* START Entries *

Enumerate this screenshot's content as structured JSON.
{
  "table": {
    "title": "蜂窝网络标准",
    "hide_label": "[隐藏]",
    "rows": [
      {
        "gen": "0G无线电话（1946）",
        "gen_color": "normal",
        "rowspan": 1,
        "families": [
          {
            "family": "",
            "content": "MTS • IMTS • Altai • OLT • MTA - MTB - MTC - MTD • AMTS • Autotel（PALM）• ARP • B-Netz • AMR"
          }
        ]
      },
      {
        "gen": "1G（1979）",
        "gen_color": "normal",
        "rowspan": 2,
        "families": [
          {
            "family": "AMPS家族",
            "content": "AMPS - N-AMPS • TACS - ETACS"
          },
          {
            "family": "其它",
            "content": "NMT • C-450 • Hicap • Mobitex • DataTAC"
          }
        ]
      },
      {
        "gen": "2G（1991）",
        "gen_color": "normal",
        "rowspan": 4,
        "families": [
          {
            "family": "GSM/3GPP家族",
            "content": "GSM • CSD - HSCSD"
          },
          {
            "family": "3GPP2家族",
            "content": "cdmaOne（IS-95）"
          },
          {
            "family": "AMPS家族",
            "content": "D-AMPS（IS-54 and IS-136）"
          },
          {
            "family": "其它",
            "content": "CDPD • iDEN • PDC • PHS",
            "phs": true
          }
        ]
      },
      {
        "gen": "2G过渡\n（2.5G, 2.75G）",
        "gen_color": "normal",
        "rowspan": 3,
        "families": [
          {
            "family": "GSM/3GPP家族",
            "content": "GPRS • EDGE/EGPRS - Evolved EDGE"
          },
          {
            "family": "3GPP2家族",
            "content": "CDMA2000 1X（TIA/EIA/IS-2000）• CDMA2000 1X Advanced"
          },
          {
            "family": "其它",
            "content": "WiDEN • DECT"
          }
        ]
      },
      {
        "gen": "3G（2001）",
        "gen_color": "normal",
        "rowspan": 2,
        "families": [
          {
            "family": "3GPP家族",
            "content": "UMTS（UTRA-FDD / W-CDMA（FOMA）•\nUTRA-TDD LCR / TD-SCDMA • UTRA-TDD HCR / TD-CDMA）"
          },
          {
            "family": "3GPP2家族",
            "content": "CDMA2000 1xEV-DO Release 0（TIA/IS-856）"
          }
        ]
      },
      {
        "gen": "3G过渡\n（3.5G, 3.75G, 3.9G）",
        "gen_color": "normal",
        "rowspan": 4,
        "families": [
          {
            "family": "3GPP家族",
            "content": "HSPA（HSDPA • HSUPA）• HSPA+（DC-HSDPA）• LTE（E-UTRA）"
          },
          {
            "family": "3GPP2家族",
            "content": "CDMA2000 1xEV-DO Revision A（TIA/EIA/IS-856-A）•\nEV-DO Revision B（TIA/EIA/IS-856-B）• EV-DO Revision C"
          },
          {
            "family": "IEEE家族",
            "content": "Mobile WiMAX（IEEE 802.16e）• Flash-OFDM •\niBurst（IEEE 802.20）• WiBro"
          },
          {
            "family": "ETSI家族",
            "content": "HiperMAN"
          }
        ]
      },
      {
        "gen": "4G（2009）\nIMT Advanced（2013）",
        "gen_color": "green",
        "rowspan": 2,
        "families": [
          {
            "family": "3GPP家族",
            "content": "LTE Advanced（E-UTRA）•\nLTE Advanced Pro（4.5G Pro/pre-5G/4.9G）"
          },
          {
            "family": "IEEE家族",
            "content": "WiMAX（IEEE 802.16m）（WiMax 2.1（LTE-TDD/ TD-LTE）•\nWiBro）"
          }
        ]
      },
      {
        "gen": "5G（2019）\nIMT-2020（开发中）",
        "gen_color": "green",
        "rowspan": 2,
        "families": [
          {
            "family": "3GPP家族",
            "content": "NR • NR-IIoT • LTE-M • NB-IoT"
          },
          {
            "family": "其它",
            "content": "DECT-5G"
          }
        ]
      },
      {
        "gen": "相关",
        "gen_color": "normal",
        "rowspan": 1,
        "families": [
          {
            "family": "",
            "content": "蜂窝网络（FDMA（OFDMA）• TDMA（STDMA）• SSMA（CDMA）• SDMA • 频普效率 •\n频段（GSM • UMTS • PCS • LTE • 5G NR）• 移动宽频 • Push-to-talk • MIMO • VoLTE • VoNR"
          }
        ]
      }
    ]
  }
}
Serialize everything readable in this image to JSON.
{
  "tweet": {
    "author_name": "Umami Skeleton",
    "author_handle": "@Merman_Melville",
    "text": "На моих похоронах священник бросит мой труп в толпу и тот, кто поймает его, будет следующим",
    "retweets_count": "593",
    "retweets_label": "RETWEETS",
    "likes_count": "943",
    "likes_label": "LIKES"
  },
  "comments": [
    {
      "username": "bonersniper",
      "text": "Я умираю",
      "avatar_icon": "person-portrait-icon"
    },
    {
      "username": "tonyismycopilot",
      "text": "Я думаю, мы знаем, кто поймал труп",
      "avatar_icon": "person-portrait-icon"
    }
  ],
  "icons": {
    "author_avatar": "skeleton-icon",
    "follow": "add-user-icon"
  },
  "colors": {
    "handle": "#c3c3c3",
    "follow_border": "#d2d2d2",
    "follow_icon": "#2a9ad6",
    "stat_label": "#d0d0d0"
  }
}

* END Entries *

Aim of the task:
Using the listing, say how many lines include the word "UMTS", and add nothing else.

Finished answer:
2